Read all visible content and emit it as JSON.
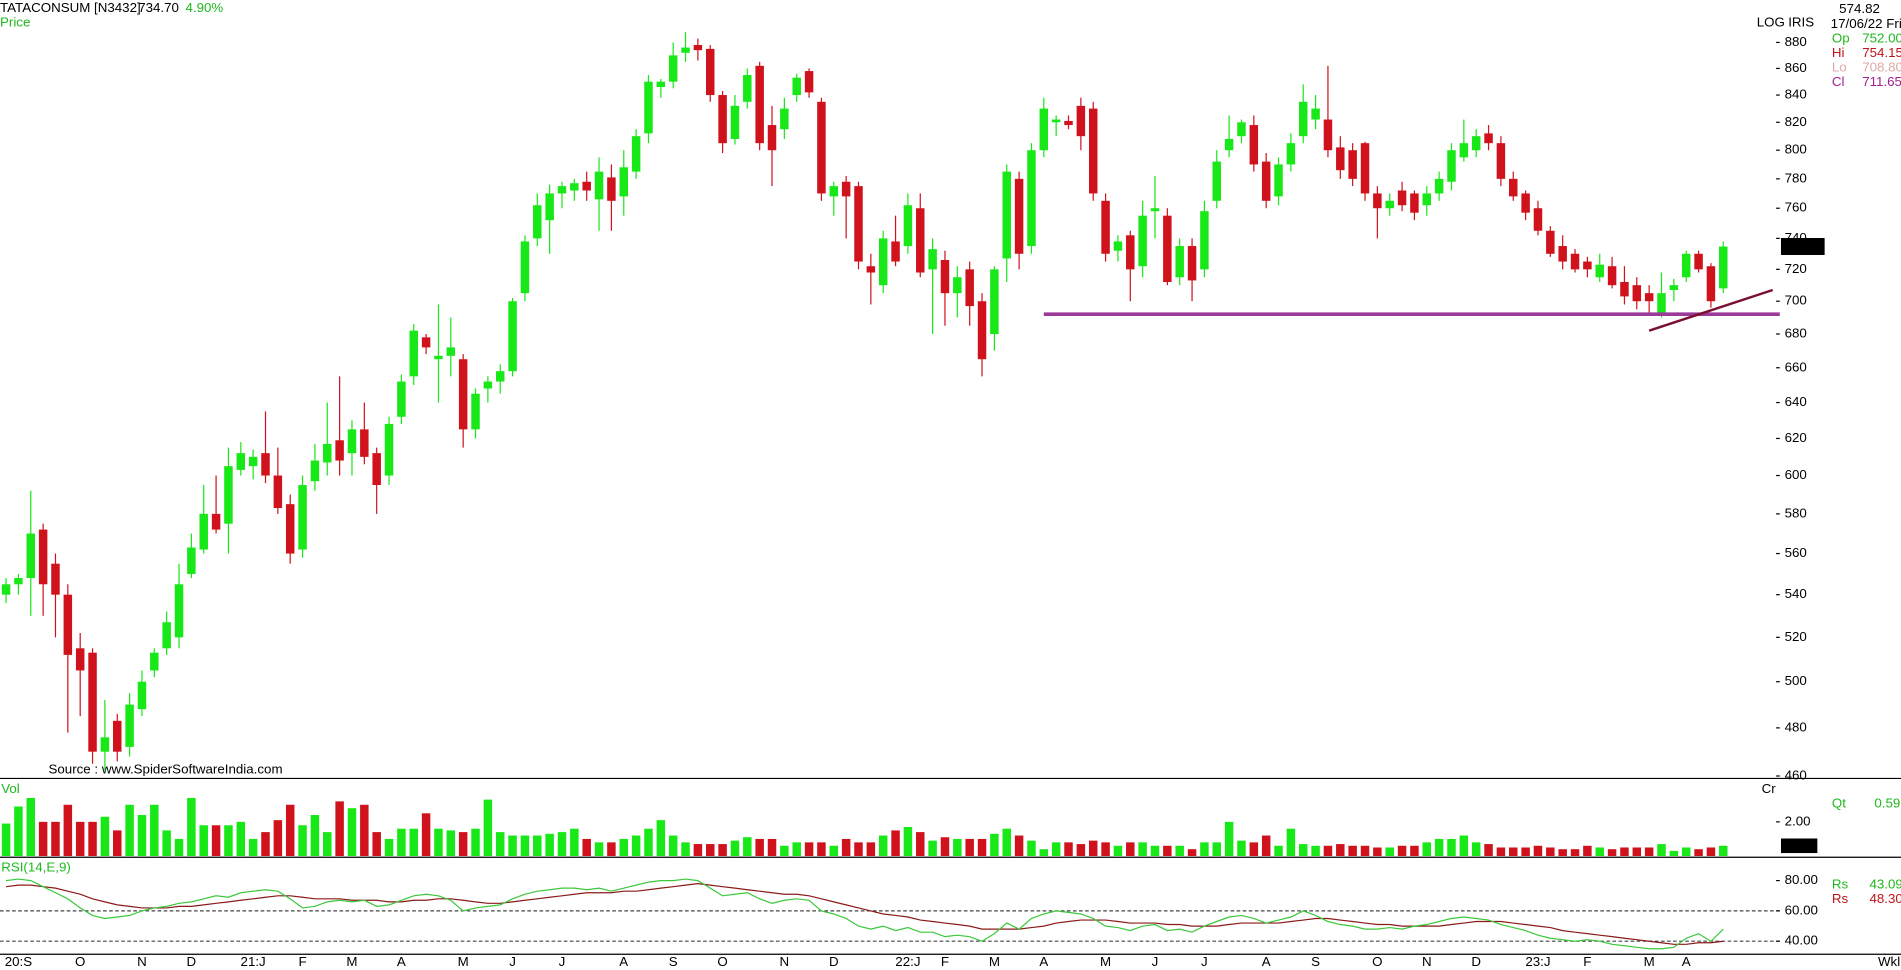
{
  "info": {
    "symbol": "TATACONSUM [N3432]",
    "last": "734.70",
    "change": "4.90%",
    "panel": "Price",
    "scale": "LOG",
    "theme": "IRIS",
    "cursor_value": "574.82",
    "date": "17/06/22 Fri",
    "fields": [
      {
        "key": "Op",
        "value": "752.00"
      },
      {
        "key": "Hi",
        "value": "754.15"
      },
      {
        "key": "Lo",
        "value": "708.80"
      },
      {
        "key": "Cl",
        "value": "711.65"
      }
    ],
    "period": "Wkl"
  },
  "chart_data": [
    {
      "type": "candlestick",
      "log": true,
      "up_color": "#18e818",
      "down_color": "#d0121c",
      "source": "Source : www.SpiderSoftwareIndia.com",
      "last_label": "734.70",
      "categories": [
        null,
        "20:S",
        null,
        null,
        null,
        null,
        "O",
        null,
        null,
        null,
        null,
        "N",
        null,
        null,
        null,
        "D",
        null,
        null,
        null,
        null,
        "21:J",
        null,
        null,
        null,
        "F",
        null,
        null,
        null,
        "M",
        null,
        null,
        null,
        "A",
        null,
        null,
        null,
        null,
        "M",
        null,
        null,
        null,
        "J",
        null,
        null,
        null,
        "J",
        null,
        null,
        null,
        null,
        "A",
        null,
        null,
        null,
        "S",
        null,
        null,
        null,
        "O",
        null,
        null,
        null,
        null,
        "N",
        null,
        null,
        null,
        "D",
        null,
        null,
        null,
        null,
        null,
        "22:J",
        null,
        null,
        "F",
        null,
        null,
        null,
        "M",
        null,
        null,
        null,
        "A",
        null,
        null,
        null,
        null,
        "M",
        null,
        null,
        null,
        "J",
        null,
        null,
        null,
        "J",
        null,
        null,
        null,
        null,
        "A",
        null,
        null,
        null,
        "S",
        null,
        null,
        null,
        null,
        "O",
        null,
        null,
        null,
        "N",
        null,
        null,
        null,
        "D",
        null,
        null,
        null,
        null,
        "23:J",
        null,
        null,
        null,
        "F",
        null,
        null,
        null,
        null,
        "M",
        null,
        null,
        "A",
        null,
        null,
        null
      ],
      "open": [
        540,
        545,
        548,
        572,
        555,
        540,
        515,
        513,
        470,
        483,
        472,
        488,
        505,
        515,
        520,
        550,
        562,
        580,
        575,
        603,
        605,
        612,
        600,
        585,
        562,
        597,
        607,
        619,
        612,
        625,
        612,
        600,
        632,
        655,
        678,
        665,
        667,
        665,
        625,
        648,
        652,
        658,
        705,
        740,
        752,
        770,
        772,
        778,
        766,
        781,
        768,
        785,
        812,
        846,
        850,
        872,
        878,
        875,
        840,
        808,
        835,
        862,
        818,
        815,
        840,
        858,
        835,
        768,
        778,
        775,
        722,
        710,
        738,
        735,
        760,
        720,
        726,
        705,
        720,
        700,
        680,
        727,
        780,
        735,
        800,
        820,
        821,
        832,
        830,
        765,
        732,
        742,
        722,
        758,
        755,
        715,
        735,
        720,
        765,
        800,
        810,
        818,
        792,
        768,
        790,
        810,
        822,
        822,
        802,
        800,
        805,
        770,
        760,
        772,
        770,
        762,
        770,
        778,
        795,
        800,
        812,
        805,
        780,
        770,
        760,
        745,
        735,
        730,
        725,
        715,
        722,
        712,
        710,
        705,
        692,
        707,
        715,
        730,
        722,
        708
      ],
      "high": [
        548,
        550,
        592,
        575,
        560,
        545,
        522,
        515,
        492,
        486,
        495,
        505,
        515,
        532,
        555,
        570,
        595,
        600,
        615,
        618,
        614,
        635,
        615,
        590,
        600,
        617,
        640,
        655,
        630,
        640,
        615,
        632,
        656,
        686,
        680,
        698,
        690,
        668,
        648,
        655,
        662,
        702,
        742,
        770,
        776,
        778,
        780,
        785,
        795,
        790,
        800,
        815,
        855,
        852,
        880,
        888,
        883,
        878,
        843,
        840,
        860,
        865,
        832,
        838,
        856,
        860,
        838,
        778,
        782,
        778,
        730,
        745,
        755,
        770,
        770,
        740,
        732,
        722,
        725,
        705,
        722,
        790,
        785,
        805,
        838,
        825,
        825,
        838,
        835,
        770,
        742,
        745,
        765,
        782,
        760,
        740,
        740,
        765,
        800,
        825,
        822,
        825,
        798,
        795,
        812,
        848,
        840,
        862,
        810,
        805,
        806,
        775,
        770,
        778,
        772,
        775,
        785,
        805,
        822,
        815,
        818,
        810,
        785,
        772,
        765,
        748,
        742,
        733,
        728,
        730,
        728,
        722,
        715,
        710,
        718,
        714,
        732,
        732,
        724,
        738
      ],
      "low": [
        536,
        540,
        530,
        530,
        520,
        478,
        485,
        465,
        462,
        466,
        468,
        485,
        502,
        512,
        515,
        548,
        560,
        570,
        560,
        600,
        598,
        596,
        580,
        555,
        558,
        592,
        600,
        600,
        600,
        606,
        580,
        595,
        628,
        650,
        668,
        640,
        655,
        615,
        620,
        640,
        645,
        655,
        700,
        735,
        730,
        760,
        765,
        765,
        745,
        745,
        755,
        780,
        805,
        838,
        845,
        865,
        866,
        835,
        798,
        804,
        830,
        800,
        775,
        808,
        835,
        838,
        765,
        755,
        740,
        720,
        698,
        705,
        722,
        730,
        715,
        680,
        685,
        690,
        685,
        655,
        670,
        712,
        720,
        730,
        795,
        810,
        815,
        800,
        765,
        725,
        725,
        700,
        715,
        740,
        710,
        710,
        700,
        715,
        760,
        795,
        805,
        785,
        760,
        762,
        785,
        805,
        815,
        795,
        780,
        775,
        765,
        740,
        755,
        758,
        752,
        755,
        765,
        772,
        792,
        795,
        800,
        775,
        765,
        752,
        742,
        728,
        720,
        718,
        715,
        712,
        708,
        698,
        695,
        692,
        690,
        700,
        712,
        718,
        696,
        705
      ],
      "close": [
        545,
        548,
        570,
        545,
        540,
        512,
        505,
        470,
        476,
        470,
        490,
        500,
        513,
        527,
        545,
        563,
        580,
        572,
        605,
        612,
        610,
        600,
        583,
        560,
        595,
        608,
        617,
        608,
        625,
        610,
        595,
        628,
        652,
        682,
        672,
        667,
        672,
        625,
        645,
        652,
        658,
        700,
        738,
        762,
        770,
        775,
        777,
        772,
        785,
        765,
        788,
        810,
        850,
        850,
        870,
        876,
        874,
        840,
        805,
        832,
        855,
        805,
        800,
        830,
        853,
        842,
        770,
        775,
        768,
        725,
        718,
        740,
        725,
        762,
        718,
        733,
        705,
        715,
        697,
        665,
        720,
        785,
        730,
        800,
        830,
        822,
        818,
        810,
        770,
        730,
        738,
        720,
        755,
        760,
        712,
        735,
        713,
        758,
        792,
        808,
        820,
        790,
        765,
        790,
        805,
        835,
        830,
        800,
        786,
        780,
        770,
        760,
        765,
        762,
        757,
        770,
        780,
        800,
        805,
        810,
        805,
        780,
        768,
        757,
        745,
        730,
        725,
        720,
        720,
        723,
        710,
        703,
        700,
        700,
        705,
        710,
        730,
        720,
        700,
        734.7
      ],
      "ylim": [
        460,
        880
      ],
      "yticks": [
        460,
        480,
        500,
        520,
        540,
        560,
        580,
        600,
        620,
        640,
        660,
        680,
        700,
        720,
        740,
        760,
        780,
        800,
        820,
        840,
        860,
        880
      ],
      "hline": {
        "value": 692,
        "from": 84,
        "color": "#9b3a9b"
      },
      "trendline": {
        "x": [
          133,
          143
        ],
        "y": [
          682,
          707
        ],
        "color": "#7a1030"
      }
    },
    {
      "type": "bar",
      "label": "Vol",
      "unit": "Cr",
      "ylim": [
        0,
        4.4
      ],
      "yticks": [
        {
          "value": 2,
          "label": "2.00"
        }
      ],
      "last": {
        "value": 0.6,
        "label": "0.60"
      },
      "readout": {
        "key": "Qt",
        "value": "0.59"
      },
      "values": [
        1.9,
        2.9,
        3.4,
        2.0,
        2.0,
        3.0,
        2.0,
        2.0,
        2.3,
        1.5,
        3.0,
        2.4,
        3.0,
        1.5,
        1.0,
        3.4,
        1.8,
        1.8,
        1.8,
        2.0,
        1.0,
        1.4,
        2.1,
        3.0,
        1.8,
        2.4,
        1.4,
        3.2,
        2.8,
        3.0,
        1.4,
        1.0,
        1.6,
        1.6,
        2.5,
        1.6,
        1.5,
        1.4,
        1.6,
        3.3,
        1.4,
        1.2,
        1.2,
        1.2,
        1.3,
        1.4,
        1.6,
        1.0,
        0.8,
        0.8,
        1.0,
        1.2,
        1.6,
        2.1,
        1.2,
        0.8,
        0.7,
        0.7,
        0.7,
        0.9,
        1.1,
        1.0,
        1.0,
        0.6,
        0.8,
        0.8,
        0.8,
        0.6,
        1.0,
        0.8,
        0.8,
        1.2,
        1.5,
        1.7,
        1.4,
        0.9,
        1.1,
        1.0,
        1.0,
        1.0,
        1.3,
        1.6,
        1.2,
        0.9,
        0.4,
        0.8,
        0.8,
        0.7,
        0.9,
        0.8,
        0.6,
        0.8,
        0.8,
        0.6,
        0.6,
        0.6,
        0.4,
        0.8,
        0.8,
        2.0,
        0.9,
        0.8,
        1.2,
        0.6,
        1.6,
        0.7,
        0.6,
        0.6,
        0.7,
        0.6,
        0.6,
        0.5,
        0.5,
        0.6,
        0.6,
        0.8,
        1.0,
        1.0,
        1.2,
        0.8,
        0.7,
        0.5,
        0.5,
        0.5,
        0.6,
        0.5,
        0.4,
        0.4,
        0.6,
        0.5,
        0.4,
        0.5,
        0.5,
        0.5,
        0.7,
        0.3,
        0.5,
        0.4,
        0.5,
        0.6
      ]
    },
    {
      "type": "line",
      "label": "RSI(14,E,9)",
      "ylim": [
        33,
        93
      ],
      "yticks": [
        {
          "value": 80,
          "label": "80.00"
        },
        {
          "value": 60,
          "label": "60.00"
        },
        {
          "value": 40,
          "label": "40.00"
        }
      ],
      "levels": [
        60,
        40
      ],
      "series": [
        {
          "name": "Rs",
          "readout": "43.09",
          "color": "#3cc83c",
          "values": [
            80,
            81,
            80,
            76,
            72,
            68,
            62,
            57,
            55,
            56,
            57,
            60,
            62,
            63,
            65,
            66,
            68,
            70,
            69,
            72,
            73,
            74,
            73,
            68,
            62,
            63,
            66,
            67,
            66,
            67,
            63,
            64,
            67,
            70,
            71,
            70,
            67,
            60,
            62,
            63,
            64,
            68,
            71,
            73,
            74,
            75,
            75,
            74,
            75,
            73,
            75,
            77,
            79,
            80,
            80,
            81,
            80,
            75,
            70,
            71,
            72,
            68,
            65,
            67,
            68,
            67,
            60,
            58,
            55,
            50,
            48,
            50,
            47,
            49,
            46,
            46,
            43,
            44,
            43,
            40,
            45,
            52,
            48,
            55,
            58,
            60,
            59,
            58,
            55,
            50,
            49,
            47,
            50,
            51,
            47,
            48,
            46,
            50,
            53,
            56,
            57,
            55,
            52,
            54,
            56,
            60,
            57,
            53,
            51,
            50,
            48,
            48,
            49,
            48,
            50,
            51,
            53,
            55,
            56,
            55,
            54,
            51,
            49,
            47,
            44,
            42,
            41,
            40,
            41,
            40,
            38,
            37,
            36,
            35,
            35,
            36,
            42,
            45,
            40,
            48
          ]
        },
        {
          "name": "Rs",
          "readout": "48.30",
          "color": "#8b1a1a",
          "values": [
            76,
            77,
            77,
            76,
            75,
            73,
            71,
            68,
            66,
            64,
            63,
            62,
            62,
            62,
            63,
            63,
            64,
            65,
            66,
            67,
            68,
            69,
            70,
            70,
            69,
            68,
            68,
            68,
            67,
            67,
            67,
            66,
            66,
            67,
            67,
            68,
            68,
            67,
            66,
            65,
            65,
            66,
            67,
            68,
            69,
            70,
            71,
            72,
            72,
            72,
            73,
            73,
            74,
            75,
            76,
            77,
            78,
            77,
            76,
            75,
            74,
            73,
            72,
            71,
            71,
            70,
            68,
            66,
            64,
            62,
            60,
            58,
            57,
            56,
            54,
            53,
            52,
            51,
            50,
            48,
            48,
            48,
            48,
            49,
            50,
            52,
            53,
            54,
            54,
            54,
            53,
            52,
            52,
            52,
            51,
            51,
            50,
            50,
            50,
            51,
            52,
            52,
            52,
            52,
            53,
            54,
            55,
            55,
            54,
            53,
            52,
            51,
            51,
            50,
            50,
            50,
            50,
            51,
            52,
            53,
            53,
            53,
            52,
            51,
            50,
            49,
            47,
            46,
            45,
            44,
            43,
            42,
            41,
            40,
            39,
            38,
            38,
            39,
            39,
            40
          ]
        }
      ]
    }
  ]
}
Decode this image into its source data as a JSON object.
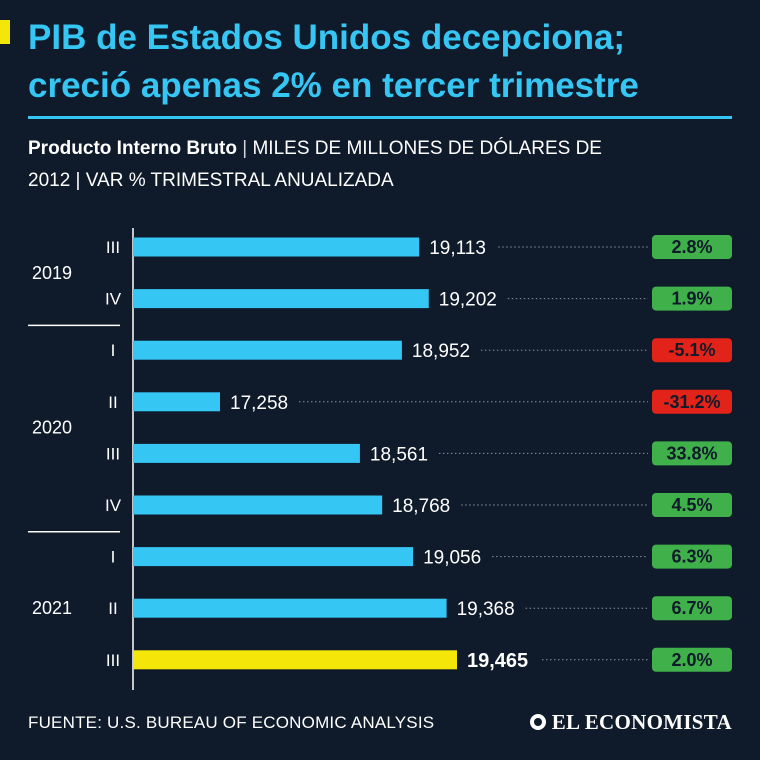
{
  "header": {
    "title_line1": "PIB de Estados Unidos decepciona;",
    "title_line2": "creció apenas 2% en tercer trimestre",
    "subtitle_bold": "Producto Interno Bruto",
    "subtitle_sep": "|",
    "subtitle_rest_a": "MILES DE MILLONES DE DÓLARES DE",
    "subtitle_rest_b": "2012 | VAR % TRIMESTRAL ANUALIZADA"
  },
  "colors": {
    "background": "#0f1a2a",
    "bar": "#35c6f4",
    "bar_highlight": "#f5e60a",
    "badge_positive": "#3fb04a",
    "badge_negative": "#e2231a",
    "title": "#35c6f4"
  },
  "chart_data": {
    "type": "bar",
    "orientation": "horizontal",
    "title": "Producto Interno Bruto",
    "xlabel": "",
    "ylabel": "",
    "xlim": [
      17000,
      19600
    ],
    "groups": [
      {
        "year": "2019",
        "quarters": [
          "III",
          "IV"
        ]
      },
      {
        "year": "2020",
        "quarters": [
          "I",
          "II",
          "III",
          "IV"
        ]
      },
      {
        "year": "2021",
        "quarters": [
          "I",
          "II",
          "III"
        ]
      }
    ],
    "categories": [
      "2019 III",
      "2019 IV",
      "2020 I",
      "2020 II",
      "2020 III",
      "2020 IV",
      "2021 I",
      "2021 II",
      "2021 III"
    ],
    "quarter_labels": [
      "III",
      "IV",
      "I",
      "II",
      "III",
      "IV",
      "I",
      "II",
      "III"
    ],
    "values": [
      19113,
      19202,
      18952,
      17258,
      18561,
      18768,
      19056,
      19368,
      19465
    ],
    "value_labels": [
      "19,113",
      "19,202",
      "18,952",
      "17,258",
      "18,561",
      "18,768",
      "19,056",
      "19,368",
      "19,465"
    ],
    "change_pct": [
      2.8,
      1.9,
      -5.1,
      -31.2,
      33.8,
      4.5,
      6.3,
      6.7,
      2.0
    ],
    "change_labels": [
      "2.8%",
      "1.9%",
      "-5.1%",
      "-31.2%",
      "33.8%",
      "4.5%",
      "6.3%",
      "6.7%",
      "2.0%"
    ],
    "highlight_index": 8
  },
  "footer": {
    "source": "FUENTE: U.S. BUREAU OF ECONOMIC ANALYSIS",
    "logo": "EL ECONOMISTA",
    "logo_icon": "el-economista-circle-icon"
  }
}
---
PROMPT:
In the records above, locate the lines holding the word "JSON". Copy each of them.

FINISHED TASK:
Read all visible content and emit it as JSON.
Decode this image into its source data as a JSON object.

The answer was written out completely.